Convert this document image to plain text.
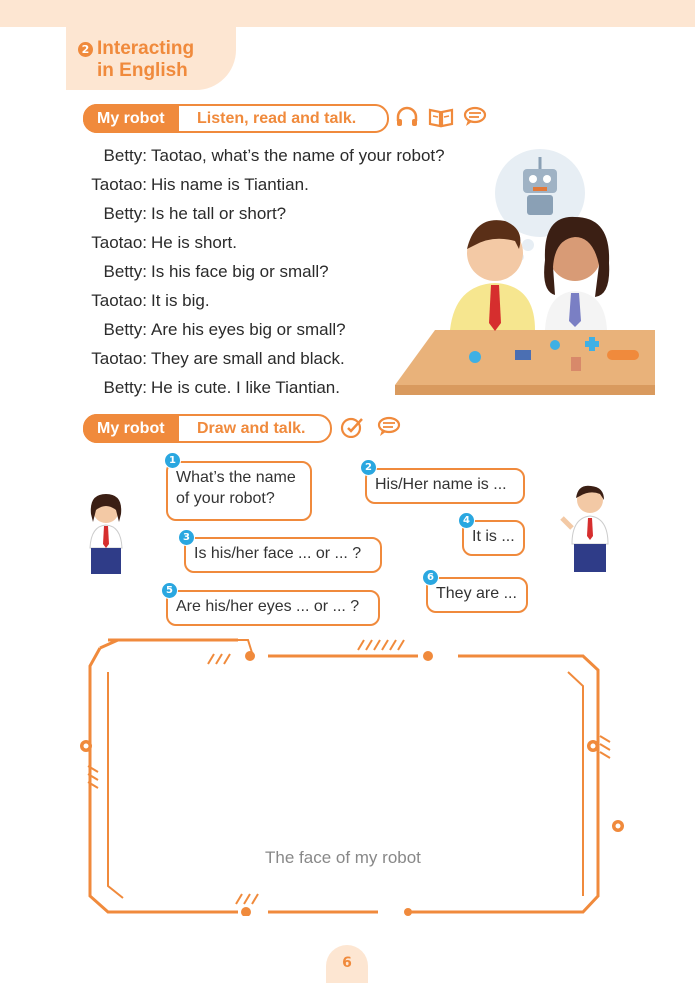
2 Interacting
in English
My robot	Listen, read and talk.
Betty: Taotao, what’s the name of your robot?
Taotao: His name is Tiantian.
Betty: Is he tall or short?
Taotao: He is short.
Betty: Is his face big or small?
Taotao: It is big.
Betty: Are his eyes big or small?
Taotao: They are small and black.
Betty: He is cute. I like Tiantian.
My robot	Draw and talk.
What’s the name
of your robot?
1
His/Her name is ...
2
Is his/her face ... or ... ?
3	It is ...
4
Are his/her eyes ... or ... ?
5	They are ...
6
The face of my robot
6
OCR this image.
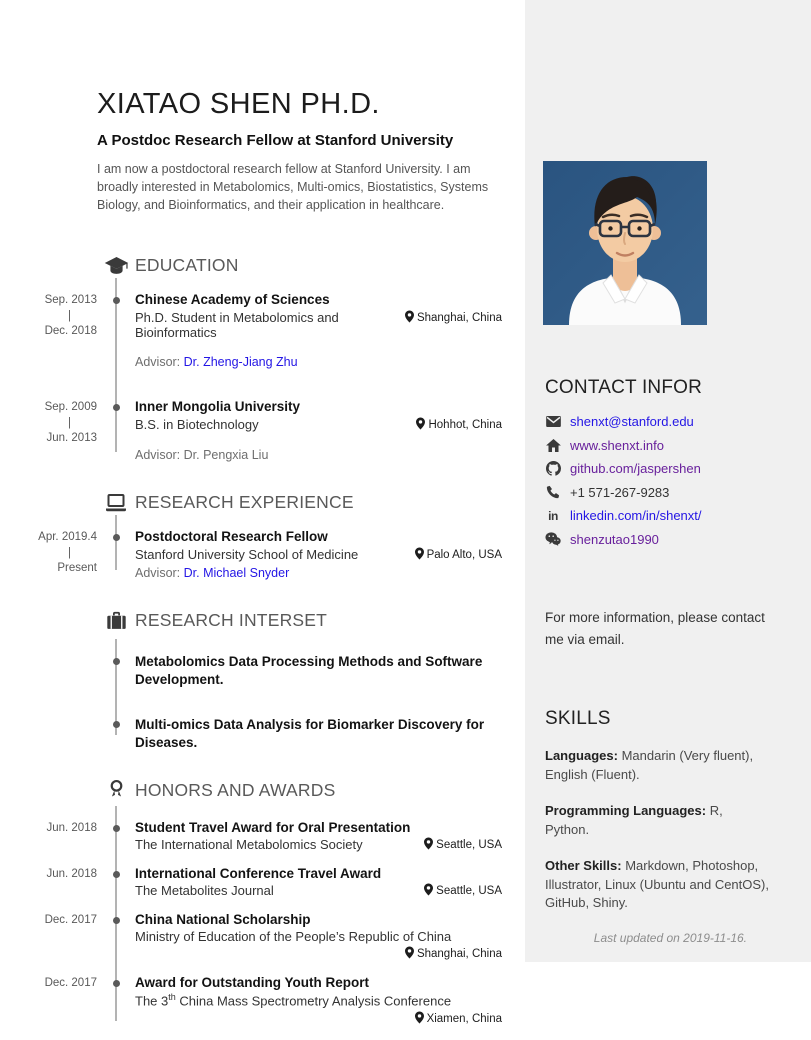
XIATAO SHEN PH.D.
A Postdoc Research Fellow at Stanford University
I am now a postdoctoral research fellow at Stanford University. I am broadly interested in Metabolomics, Multi-omics, Biostatistics, Systems Biology, and Bioinformatics, and their application in healthcare.
EDUCATION
Sep. 2013
|
Dec. 2018
Chinese Academy of Sciences
Ph.D. Student in Metabolomics and Bioinformatics
Shanghai, China
Advisor: Dr. Zheng-Jiang Zhu
Sep. 2009
|
Jun. 2013
Inner Mongolia University
B.S. in Biotechnology	Hohhot, China
Advisor: Dr. Pengxia Liu
RESEARCH EXPERIENCE
Apr. 2019.4
|
Present
Postdoctoral Research Fellow
Stanford University School of Medicine	Palo Alto, USA
Advisor: Dr. Michael Snyder
RESEARCH INTERSET
Metabolomics Data Processing Methods and Software Development.
Multi-omics Data Analysis for Biomarker Discovery for Diseases.
HONORS AND AWARDS
Jun. 2018	Student Travel Award for Oral Presentation
The International Metabolomics Society	Seattle, USA
Jun. 2018	International Conference Travel Award
The Metabolites Journal	Seattle, USA
Dec. 2017	China National Scholarship
Ministry of Education of the People’s Republic of China
Shanghai, China
Dec. 2017	Award for Outstanding Youth Report
The 3th China Mass Spectrometry Analysis Conference
Xiamen, China
CONTACT INFOR
shenxt@stanford.edu
www.shenxt.info
github.com/jaspershen
+1 571-267-9283
in linkedin.com/in/shenxt/
shenzutao1990
For more information, please contact me via email.
SKILLS
Languages: Mandarin (Very fluent), English (Fluent).
Programming Languages: R, Python.
Other Skills: Markdown, Photoshop, Illustrator, Linux (Ubuntu and CentOS), GitHub, Shiny.
Last updated on 2019-11-16.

----

- What you have to do: Go through the records and copy each line with "Taotao" in it.

- Full solution:
Betty: Taotao, what’s the name of your robot?
Taotao: His name is Tiantian.
Taotao: He is short.
Taotao: It is big.
Taotao: They are small and black.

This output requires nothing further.